+++ Working data

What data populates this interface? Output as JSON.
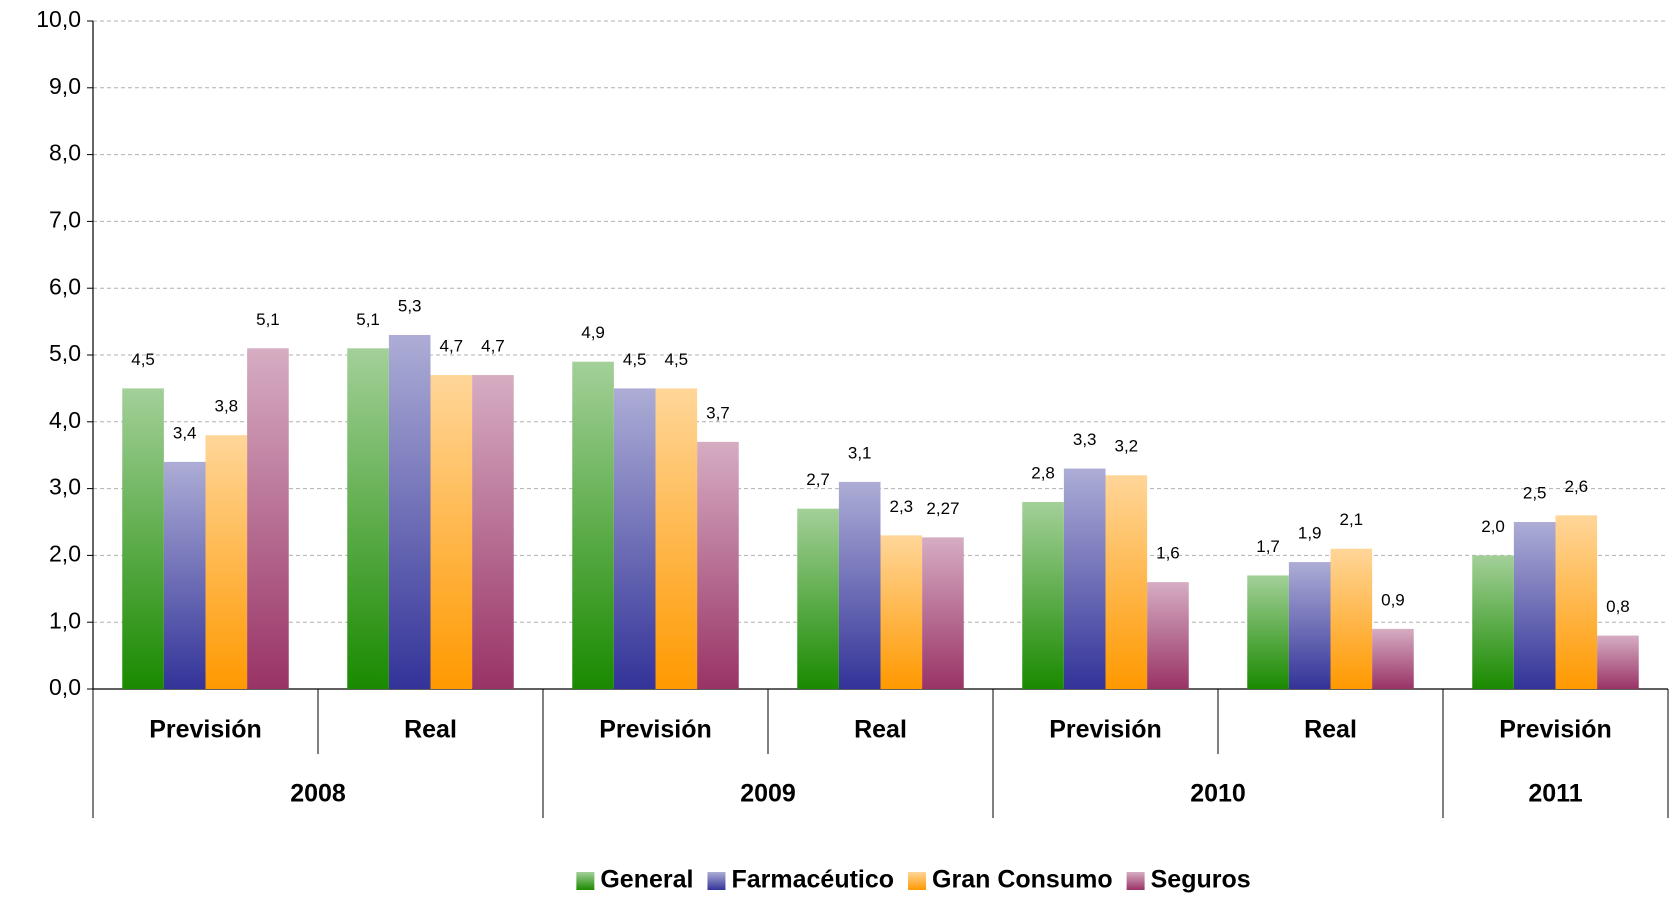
{
  "chart_data": {
    "type": "bar",
    "groups": [
      {
        "name": "2008",
        "categories": [
          "Previsión",
          "Real"
        ]
      },
      {
        "name": "2009",
        "categories": [
          "Previsión",
          "Real"
        ]
      },
      {
        "name": "2010",
        "categories": [
          "Previsión",
          "Real"
        ]
      },
      {
        "name": "2011",
        "categories": [
          "Previsión"
        ]
      }
    ],
    "series": [
      {
        "name": "General",
        "color": "#1a8a00",
        "values": [
          4.5,
          5.1,
          4.9,
          2.7,
          2.8,
          1.7,
          2.0
        ],
        "value_labels": [
          "4,5",
          "5,1",
          "4,9",
          "2,7",
          "2,8",
          "1,7",
          "2,0"
        ]
      },
      {
        "name": "Farmacéutico",
        "color": "#333399",
        "values": [
          3.4,
          5.3,
          4.5,
          3.1,
          3.3,
          1.9,
          2.5
        ],
        "value_labels": [
          "3,4",
          "5,3",
          "4,5",
          "3,1",
          "3,3",
          "1,9",
          "2,5"
        ]
      },
      {
        "name": "Gran Consumo",
        "color": "#ff9900",
        "values": [
          3.8,
          4.7,
          4.5,
          2.3,
          3.2,
          2.1,
          2.6
        ],
        "value_labels": [
          "3,8",
          "4,7",
          "4,5",
          "2,3",
          "3,2",
          "2,1",
          "2,6"
        ]
      },
      {
        "name": "Seguros",
        "color": "#993366",
        "values": [
          5.1,
          4.7,
          3.7,
          2.27,
          1.6,
          0.9,
          0.8
        ],
        "value_labels": [
          "5,1",
          "4,7",
          "3,7",
          "2,27",
          "1,6",
          "0,9",
          "0,8"
        ]
      }
    ],
    "ylim": [
      0,
      10
    ],
    "yticks": [
      {
        "value": 0,
        "label": "0,0"
      },
      {
        "value": 1,
        "label": "1,0"
      },
      {
        "value": 2,
        "label": "2,0"
      },
      {
        "value": 3,
        "label": "3,0"
      },
      {
        "value": 4,
        "label": "4,0"
      },
      {
        "value": 5,
        "label": "5,0"
      },
      {
        "value": 6,
        "label": "6,0"
      },
      {
        "value": 7,
        "label": "7,0"
      },
      {
        "value": 8,
        "label": "8,0"
      },
      {
        "value": 9,
        "label": "9,0"
      },
      {
        "value": 10,
        "label": "10,0"
      }
    ],
    "grid": true,
    "legend": "bottom"
  }
}
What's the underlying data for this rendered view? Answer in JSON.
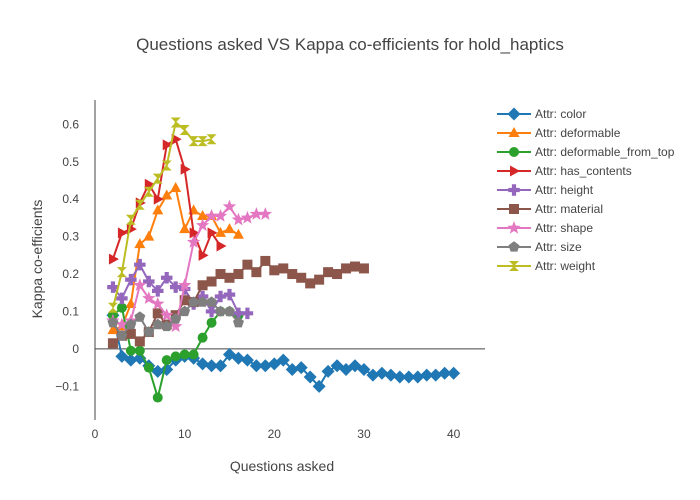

++++++

• **Exercise brief**
All of the records above must be copied exactly, except for the pictures.

• **Full output**
What data populates this interface? Output as JSON.
{
  "chart_data": {
    "type": "bar",
    "groups": [
      {
        "name": "2008",
        "categories": [
          "Previsión",
          "Real"
        ]
      },
      {
        "name": "2009",
        "categories": [
          "Previsión",
          "Real"
        ]
      },
      {
        "name": "2010",
        "categories": [
          "Previsión",
          "Real"
        ]
      },
      {
        "name": "2011",
        "categories": [
          "Previsión"
        ]
      }
    ],
    "series": [
      {
        "name": "General",
        "color": "#1a8a00",
        "values": [
          4.5,
          5.1,
          4.9,
          2.7,
          2.8,
          1.7,
          2.0
        ],
        "value_labels": [
          "4,5",
          "5,1",
          "4,9",
          "2,7",
          "2,8",
          "1,7",
          "2,0"
        ]
      },
      {
        "name": "Farmacéutico",
        "color": "#333399",
        "values": [
          3.4,
          5.3,
          4.5,
          3.1,
          3.3,
          1.9,
          2.5
        ],
        "value_labels": [
          "3,4",
          "5,3",
          "4,5",
          "3,1",
          "3,3",
          "1,9",
          "2,5"
        ]
      },
      {
        "name": "Gran Consumo",
        "color": "#ff9900",
        "values": [
          3.8,
          4.7,
          4.5,
          2.3,
          3.2,
          2.1,
          2.6
        ],
        "value_labels": [
          "3,8",
          "4,7",
          "4,5",
          "2,3",
          "3,2",
          "2,1",
          "2,6"
        ]
      },
      {
        "name": "Seguros",
        "color": "#993366",
        "values": [
          5.1,
          4.7,
          3.7,
          2.27,
          1.6,
          0.9,
          0.8
        ],
        "value_labels": [
          "5,1",
          "4,7",
          "3,7",
          "2,27",
          "1,6",
          "0,9",
          "0,8"
        ]
      }
    ],
    "ylim": [
      0,
      10
    ],
    "yticks": [
      {
        "value": 0,
        "label": "0,0"
      },
      {
        "value": 1,
        "label": "1,0"
      },
      {
        "value": 2,
        "label": "2,0"
      },
      {
        "value": 3,
        "label": "3,0"
      },
      {
        "value": 4,
        "label": "4,0"
      },
      {
        "value": 5,
        "label": "5,0"
      },
      {
        "value": 6,
        "label": "6,0"
      },
      {
        "value": 7,
        "label": "7,0"
      },
      {
        "value": 8,
        "label": "8,0"
      },
      {
        "value": 9,
        "label": "9,0"
      },
      {
        "value": 10,
        "label": "10,0"
      }
    ],
    "grid": true,
    "legend": "bottom"
  }
}
What's the underlying data for this rendered view? Answer in JSON.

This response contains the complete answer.